→ The request
Tally the lines in the following entries that include the word "this"; state only the total.

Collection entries
____________
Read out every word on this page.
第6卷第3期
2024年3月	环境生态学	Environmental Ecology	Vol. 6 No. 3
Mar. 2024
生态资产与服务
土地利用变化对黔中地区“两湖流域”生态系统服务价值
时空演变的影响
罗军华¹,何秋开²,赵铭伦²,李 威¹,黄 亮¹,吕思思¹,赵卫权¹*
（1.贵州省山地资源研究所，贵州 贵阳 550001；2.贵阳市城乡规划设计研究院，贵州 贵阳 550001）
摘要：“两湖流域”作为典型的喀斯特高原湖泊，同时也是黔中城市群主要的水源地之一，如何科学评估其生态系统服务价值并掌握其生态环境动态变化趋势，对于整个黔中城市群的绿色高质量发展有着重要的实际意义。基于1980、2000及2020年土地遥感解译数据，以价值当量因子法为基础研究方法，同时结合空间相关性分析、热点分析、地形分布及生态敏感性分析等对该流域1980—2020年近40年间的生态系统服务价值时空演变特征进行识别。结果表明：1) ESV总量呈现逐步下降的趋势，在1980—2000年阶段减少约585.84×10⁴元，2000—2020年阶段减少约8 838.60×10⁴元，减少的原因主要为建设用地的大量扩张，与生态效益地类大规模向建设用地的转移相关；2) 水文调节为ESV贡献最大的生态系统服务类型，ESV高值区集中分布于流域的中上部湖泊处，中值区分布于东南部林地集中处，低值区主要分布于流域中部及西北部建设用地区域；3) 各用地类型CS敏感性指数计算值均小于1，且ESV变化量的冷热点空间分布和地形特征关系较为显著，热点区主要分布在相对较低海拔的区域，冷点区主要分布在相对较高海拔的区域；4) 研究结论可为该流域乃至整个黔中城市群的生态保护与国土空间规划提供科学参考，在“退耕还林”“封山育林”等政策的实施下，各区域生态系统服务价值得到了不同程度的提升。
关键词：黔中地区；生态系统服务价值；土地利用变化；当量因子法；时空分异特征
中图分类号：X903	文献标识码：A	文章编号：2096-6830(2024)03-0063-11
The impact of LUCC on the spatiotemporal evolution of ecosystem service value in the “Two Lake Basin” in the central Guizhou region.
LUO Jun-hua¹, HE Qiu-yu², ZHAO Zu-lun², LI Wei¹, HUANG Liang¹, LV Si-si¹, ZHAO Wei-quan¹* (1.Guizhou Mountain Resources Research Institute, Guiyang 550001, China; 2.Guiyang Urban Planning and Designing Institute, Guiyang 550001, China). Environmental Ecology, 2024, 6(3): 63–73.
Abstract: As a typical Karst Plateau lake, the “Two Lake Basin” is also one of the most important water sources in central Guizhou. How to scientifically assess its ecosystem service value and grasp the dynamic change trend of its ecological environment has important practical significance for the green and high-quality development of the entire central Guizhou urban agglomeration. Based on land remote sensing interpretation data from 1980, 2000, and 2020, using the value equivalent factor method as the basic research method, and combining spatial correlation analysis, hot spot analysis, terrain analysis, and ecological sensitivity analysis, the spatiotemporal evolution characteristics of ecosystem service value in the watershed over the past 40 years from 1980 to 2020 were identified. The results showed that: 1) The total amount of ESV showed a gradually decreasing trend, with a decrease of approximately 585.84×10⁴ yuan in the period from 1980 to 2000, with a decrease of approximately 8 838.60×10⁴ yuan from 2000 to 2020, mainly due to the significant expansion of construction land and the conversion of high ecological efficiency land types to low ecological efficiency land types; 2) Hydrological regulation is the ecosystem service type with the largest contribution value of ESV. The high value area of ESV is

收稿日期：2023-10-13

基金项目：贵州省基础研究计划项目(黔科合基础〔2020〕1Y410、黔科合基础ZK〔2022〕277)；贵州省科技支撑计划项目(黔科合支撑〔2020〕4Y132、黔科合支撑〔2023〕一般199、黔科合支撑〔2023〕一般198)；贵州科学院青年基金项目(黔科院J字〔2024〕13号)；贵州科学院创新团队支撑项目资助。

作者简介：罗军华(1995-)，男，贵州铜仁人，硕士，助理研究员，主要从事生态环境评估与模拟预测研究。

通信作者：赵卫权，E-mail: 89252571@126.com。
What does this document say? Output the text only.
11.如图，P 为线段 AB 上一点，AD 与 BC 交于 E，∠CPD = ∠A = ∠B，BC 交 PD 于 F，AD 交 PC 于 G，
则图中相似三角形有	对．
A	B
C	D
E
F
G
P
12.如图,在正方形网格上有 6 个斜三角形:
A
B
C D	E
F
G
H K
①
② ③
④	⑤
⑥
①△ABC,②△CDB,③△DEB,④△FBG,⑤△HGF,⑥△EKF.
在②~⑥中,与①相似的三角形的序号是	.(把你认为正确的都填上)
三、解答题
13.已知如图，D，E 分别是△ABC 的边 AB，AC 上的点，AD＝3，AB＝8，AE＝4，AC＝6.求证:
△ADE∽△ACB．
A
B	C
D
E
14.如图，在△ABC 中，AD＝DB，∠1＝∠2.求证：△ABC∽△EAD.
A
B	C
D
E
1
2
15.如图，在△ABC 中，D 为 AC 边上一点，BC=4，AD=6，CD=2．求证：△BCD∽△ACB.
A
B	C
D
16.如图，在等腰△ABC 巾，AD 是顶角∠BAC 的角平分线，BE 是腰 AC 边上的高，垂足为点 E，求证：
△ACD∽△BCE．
____________
→ Response
2